What is asked: Check each line of the listing below for the word "practice" and say how many lines have it. Nothing else should be written.

Records from a collection:
----

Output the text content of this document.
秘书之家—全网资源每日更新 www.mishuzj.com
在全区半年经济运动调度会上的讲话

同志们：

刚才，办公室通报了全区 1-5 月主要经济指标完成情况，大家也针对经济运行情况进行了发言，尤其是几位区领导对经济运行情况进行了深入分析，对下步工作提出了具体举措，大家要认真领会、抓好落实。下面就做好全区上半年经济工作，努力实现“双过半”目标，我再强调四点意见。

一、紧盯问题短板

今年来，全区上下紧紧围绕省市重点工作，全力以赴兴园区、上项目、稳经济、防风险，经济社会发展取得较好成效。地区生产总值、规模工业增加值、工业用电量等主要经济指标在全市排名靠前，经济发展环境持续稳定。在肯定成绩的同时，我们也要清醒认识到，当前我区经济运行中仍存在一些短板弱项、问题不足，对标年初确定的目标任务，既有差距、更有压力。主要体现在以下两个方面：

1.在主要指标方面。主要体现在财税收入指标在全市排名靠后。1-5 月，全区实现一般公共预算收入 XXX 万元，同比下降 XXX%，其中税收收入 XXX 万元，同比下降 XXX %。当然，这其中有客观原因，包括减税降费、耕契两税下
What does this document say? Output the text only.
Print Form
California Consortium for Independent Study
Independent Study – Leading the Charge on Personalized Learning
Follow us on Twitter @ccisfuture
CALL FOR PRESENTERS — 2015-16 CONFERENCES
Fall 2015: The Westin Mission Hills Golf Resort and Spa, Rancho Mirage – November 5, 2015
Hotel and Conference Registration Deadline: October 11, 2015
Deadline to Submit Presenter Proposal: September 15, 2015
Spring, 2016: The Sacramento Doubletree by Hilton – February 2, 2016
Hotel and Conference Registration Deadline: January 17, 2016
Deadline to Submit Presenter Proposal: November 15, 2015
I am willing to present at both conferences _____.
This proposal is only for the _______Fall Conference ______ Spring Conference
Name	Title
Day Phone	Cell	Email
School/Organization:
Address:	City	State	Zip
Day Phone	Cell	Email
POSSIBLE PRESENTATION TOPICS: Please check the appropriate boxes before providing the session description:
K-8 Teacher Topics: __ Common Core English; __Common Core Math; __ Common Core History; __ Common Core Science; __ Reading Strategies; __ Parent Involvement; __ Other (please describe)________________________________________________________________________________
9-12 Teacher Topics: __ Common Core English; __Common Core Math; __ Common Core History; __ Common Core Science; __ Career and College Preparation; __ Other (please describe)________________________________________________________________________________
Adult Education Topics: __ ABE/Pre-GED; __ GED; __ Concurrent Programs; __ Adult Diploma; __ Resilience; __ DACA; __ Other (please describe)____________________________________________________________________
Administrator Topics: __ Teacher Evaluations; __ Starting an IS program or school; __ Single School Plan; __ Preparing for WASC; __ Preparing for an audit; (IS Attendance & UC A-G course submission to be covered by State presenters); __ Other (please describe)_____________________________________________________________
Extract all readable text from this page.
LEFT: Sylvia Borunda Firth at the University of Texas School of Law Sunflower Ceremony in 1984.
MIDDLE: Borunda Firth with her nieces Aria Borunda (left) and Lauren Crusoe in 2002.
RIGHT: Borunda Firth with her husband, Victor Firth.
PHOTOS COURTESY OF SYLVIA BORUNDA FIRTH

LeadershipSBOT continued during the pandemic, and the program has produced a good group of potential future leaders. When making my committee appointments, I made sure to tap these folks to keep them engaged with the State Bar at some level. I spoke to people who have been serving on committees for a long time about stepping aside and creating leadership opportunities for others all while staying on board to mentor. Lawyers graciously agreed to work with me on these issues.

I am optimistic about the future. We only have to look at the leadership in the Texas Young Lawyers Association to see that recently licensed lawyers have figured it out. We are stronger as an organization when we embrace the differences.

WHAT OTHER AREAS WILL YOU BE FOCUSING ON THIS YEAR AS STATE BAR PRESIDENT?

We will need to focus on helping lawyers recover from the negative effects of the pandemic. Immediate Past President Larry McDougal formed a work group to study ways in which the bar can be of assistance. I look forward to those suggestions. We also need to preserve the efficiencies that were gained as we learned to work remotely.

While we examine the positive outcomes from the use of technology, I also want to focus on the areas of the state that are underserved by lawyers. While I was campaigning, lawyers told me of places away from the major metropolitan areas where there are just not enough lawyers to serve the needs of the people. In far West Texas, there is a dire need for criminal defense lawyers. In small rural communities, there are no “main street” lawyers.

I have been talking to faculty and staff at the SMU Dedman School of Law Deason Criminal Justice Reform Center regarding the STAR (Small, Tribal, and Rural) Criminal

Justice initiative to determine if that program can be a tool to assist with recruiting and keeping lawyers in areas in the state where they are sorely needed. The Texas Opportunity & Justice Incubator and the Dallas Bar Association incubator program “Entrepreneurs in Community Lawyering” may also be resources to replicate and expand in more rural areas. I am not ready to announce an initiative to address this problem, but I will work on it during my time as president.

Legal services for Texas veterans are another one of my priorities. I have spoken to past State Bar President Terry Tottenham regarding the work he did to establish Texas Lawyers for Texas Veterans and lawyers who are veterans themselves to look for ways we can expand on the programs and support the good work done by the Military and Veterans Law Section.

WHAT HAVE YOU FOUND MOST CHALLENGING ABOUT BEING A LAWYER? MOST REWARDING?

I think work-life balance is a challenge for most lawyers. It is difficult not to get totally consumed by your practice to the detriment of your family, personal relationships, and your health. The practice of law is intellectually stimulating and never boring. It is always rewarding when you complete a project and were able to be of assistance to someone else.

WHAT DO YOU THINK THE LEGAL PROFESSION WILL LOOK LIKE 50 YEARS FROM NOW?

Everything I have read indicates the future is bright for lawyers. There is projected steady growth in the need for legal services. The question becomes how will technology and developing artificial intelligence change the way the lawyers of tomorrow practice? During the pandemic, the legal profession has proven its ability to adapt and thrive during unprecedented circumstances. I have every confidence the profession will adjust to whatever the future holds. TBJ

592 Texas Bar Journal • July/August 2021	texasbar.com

----

Solution: 2